[begin Provided data]
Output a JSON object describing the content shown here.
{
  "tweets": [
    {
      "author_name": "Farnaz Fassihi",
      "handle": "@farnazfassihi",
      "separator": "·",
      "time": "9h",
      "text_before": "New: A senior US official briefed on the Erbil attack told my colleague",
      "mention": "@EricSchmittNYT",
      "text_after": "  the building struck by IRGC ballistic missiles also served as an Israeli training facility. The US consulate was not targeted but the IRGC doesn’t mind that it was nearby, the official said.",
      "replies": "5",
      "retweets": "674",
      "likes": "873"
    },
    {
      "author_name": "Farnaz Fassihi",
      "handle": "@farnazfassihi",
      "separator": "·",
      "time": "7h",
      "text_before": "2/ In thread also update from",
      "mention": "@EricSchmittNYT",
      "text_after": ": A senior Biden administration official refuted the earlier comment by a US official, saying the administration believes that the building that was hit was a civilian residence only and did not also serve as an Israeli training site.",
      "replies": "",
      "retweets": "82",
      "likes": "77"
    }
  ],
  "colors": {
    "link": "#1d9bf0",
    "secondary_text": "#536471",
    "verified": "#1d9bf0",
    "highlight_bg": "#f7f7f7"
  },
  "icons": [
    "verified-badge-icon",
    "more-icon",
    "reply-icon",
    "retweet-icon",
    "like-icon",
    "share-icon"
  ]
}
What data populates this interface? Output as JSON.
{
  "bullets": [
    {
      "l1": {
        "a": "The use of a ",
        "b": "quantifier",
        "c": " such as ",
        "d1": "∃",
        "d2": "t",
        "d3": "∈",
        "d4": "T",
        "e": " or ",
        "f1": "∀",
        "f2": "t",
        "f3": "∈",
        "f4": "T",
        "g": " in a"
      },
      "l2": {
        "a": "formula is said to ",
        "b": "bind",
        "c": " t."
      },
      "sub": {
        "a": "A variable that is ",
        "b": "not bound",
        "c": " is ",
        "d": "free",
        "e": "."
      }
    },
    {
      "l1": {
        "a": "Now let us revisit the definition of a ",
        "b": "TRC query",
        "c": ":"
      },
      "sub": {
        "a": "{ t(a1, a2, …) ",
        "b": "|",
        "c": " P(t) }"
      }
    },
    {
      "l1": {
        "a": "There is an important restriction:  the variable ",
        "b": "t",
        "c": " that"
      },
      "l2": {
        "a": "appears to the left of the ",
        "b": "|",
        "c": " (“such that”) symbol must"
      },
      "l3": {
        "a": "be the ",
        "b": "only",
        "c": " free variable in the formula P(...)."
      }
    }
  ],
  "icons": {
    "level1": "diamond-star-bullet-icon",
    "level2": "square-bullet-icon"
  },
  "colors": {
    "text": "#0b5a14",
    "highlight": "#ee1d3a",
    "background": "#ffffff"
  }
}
[end Provided data]
**Written instruction:**
Give only the number of lines in the material above where the string "Israeli" appears.

**Exercise answer:**
2